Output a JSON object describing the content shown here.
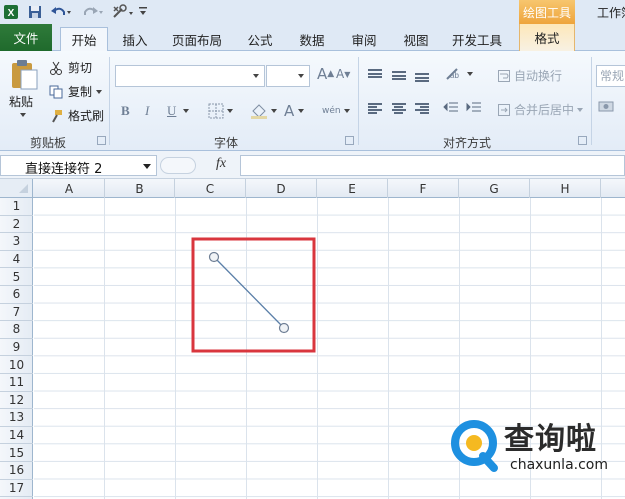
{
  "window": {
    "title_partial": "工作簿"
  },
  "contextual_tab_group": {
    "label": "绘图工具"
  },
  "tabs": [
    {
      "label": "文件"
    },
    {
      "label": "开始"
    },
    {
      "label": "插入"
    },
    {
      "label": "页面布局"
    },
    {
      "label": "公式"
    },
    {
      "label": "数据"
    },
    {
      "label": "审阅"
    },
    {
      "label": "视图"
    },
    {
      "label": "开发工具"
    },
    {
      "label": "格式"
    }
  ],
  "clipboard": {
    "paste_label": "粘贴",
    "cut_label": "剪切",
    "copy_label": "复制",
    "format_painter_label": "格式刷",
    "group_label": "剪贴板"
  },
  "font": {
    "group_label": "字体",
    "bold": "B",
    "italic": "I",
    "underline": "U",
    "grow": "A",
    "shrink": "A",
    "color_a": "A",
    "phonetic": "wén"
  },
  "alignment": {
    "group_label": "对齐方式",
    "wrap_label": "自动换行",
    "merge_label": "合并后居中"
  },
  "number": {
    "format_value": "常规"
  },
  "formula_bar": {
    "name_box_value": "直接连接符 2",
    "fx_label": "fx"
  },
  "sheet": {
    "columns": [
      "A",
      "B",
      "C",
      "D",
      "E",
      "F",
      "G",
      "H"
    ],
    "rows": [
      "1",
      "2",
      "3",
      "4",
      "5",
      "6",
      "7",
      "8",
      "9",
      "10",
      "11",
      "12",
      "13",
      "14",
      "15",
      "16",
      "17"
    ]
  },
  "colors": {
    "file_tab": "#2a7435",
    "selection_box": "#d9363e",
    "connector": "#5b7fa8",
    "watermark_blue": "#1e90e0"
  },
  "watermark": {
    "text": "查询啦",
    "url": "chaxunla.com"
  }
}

Required task: Restate the whole listing above exactly, except for its images.

The completed task:
Output a JSON object describing the content shown here.
{
  "window": {
    "title_partial": "工作簿"
  },
  "contextual_tab_group": {
    "label": "绘图工具"
  },
  "tabs": [
    {
      "label": "文件"
    },
    {
      "label": "开始"
    },
    {
      "label": "插入"
    },
    {
      "label": "页面布局"
    },
    {
      "label": "公式"
    },
    {
      "label": "数据"
    },
    {
      "label": "审阅"
    },
    {
      "label": "视图"
    },
    {
      "label": "开发工具"
    },
    {
      "label": "格式"
    }
  ],
  "clipboard": {
    "paste_label": "粘贴",
    "cut_label": "剪切",
    "copy_label": "复制",
    "format_painter_label": "格式刷",
    "group_label": "剪贴板"
  },
  "font": {
    "group_label": "字体",
    "bold": "B",
    "italic": "I",
    "underline": "U",
    "grow": "A",
    "shrink": "A",
    "color_a": "A",
    "phonetic": "wén"
  },
  "alignment": {
    "group_label": "对齐方式",
    "wrap_label": "自动换行",
    "merge_label": "合并后居中"
  },
  "number": {
    "format_value": "常规"
  },
  "formula_bar": {
    "name_box_value": "直接连接符 2",
    "fx_label": "fx"
  },
  "sheet": {
    "columns": [
      "A",
      "B",
      "C",
      "D",
      "E",
      "F",
      "G",
      "H"
    ],
    "rows": [
      "1",
      "2",
      "3",
      "4",
      "5",
      "6",
      "7",
      "8",
      "9",
      "10",
      "11",
      "12",
      "13",
      "14",
      "15",
      "16",
      "17"
    ]
  },
  "colors": {
    "file_tab": "#2a7435",
    "selection_box": "#d9363e",
    "connector": "#5b7fa8",
    "watermark_blue": "#1e90e0"
  },
  "watermark": {
    "text": "查询啦",
    "url": "chaxunla.com"
  }
}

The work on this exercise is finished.